→ Request
Scan the material below for the string "name", and copy every line where it shows up.

------------------------------

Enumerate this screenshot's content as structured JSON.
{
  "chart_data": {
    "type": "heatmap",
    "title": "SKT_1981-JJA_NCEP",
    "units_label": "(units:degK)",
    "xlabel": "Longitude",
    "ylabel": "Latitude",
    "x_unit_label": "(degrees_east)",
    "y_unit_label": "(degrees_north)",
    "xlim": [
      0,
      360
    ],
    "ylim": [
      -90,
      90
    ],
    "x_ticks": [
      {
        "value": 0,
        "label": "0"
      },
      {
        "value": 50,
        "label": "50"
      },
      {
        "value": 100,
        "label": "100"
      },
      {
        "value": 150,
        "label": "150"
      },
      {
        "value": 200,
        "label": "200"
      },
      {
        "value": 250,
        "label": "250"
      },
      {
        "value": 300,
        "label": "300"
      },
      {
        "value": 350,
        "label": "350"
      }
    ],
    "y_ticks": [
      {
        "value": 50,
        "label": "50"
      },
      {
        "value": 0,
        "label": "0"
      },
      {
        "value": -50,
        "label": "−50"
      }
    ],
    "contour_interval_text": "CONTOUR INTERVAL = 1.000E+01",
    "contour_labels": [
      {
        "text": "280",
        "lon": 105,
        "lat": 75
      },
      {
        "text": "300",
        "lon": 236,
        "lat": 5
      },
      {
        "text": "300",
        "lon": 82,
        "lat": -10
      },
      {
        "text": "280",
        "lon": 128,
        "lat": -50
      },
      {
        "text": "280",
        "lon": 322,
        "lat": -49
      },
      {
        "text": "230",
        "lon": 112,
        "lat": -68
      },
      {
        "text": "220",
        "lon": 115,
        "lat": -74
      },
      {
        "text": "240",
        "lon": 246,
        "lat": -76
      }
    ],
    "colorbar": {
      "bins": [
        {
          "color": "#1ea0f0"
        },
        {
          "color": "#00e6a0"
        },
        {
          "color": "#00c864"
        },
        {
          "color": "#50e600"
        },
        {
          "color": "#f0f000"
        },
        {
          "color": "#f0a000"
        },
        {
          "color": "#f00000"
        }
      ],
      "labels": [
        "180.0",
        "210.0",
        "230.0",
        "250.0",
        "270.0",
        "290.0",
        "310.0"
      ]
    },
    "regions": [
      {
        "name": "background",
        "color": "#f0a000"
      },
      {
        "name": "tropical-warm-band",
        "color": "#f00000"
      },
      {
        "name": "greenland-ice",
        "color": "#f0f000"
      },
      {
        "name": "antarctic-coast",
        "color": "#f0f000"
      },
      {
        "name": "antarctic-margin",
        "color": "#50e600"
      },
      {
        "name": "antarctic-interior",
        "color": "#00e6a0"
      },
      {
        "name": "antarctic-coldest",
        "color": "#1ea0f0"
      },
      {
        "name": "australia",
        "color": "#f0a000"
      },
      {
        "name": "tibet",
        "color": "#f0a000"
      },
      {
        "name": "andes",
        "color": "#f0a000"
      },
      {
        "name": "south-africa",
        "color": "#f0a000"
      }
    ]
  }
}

------------------------------

→ Reply to the exercise
        "name": "background",
        "name": "tropical-warm-band",
        "name": "greenland-ice",
        "name": "antarctic-coast",
        "name": "antarctic-margin",
        "name": "antarctic-interior",
        "name": "antarctic-coldest",
        "name": "australia",
        "name": "tibet",
        "name": "andes",
        "name": "south-africa",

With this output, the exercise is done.